• _Records from a dataset_
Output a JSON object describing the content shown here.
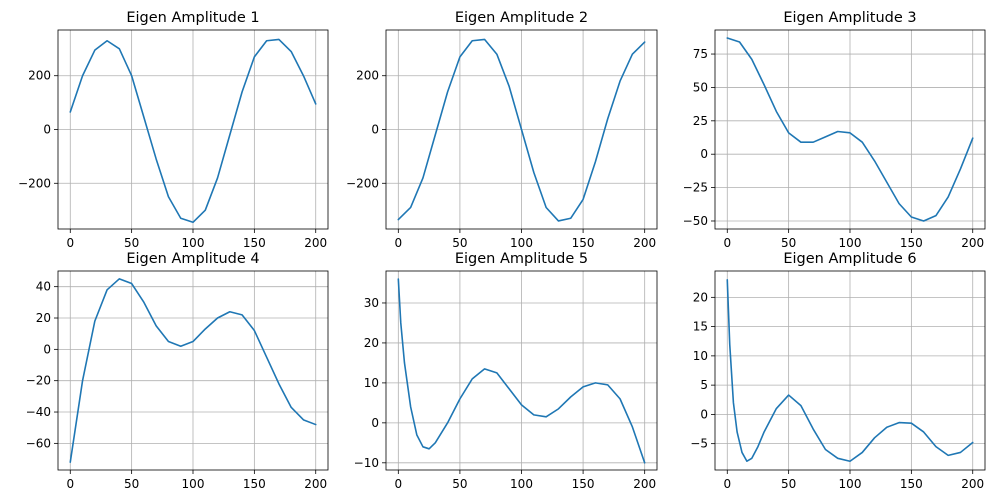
{
  "style": {
    "line_color": "#1f77b4",
    "grid_color": "#b0b0b0",
    "background": "#ffffff"
  },
  "chart_data": [
    {
      "type": "line",
      "title": "Eigen Amplitude 1",
      "xlabel": "",
      "ylabel": "",
      "xlim": [
        -10,
        210
      ],
      "ylim": [
        -370,
        370
      ],
      "xticks": [
        0,
        50,
        100,
        150,
        200
      ],
      "yticks": [
        -200,
        0,
        200
      ],
      "ytick_labels": [
        "−200",
        "0",
        "200"
      ],
      "grid": true,
      "series": [
        {
          "x": [
            0,
            10,
            20,
            30,
            40,
            50,
            60,
            70,
            80,
            90,
            100,
            110,
            120,
            130,
            140,
            150,
            160,
            170,
            180,
            190,
            200
          ],
          "y": [
            65,
            200,
            295,
            330,
            300,
            200,
            45,
            -110,
            -250,
            -330,
            -345,
            -300,
            -180,
            -20,
            140,
            270,
            330,
            335,
            290,
            200,
            95
          ]
        }
      ]
    },
    {
      "type": "line",
      "title": "Eigen Amplitude 2",
      "xlabel": "",
      "ylabel": "",
      "xlim": [
        -10,
        210
      ],
      "ylim": [
        -370,
        370
      ],
      "xticks": [
        0,
        50,
        100,
        150,
        200
      ],
      "yticks": [
        -200,
        0,
        200
      ],
      "ytick_labels": [
        "−200",
        "0",
        "200"
      ],
      "grid": true,
      "series": [
        {
          "x": [
            0,
            10,
            20,
            30,
            40,
            50,
            60,
            70,
            80,
            90,
            100,
            110,
            120,
            130,
            140,
            150,
            160,
            170,
            180,
            190,
            200
          ],
          "y": [
            -335,
            -290,
            -180,
            -20,
            140,
            270,
            330,
            335,
            280,
            160,
            0,
            -160,
            -290,
            -340,
            -330,
            -260,
            -120,
            40,
            180,
            280,
            325
          ]
        }
      ]
    },
    {
      "type": "line",
      "title": "Eigen Amplitude 3",
      "xlabel": "",
      "ylabel": "",
      "xlim": [
        -10,
        210
      ],
      "ylim": [
        -56,
        93
      ],
      "xticks": [
        0,
        50,
        100,
        150,
        200
      ],
      "yticks": [
        -50,
        -25,
        0,
        25,
        50,
        75
      ],
      "ytick_labels": [
        "−50",
        "−25",
        "0",
        "25",
        "50",
        "75"
      ],
      "grid": true,
      "series": [
        {
          "x": [
            0,
            10,
            20,
            30,
            40,
            50,
            60,
            70,
            80,
            90,
            100,
            110,
            120,
            130,
            140,
            150,
            160,
            170,
            180,
            190,
            200
          ],
          "y": [
            87,
            84,
            71,
            52,
            32,
            16,
            9,
            9,
            13,
            17,
            16,
            9,
            -5,
            -21,
            -37,
            -47,
            -50,
            -46,
            -32,
            -11,
            12
          ]
        }
      ]
    },
    {
      "type": "line",
      "title": "Eigen Amplitude 4",
      "xlabel": "",
      "ylabel": "",
      "xlim": [
        -10,
        210
      ],
      "ylim": [
        -77,
        50
      ],
      "xticks": [
        0,
        50,
        100,
        150,
        200
      ],
      "yticks": [
        -60,
        -40,
        -20,
        0,
        20,
        40
      ],
      "ytick_labels": [
        "−60",
        "−40",
        "−20",
        "0",
        "20",
        "40"
      ],
      "grid": true,
      "series": [
        {
          "x": [
            0,
            10,
            20,
            30,
            40,
            50,
            60,
            70,
            80,
            90,
            100,
            110,
            120,
            130,
            140,
            150,
            160,
            170,
            180,
            190,
            200
          ],
          "y": [
            -72,
            -20,
            18,
            38,
            45,
            42,
            30,
            15,
            5,
            2,
            5,
            13,
            20,
            24,
            22,
            12,
            -5,
            -22,
            -37,
            -45,
            -48
          ]
        }
      ]
    },
    {
      "type": "line",
      "title": "Eigen Amplitude 5",
      "xlabel": "",
      "ylabel": "",
      "xlim": [
        -10,
        210
      ],
      "ylim": [
        -11.8,
        38
      ],
      "xticks": [
        0,
        50,
        100,
        150,
        200
      ],
      "yticks": [
        -10,
        0,
        10,
        20,
        30
      ],
      "ytick_labels": [
        "−10",
        "0",
        "10",
        "20",
        "30"
      ],
      "grid": true,
      "series": [
        {
          "x": [
            0,
            2,
            5,
            10,
            15,
            20,
            25,
            30,
            40,
            50,
            60,
            70,
            80,
            90,
            100,
            110,
            120,
            130,
            140,
            150,
            160,
            170,
            180,
            190,
            200
          ],
          "y": [
            36,
            25,
            15,
            4,
            -3,
            -6,
            -6.5,
            -5,
            0,
            6,
            11,
            13.5,
            12.5,
            8.5,
            4.5,
            2,
            1.5,
            3.5,
            6.5,
            9,
            10,
            9.5,
            6,
            -1,
            -10
          ]
        }
      ]
    },
    {
      "type": "line",
      "title": "Eigen Amplitude 6",
      "xlabel": "",
      "ylabel": "",
      "xlim": [
        -10,
        210
      ],
      "ylim": [
        -9.5,
        24.5
      ],
      "xticks": [
        0,
        50,
        100,
        150,
        200
      ],
      "yticks": [
        -5,
        0,
        5,
        10,
        15,
        20
      ],
      "ytick_labels": [
        "−5",
        "0",
        "5",
        "10",
        "15",
        "20"
      ],
      "grid": true,
      "series": [
        {
          "x": [
            0,
            2,
            5,
            8,
            12,
            16,
            20,
            25,
            30,
            40,
            50,
            60,
            70,
            80,
            90,
            100,
            110,
            120,
            130,
            140,
            150,
            160,
            170,
            180,
            190,
            200
          ],
          "y": [
            23,
            12,
            2,
            -3,
            -6.5,
            -8,
            -7.5,
            -5.5,
            -3,
            1,
            3.3,
            1.5,
            -2.5,
            -6,
            -7.5,
            -8,
            -6.5,
            -4,
            -2.2,
            -1.4,
            -1.5,
            -3,
            -5.5,
            -7,
            -6.5,
            -4.8
          ]
        }
      ]
    }
  ]
}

• _Prompt_
The answer must consist solely of the number of lines in the entries that contain the word "Amplitude".

• _Answer in full_
6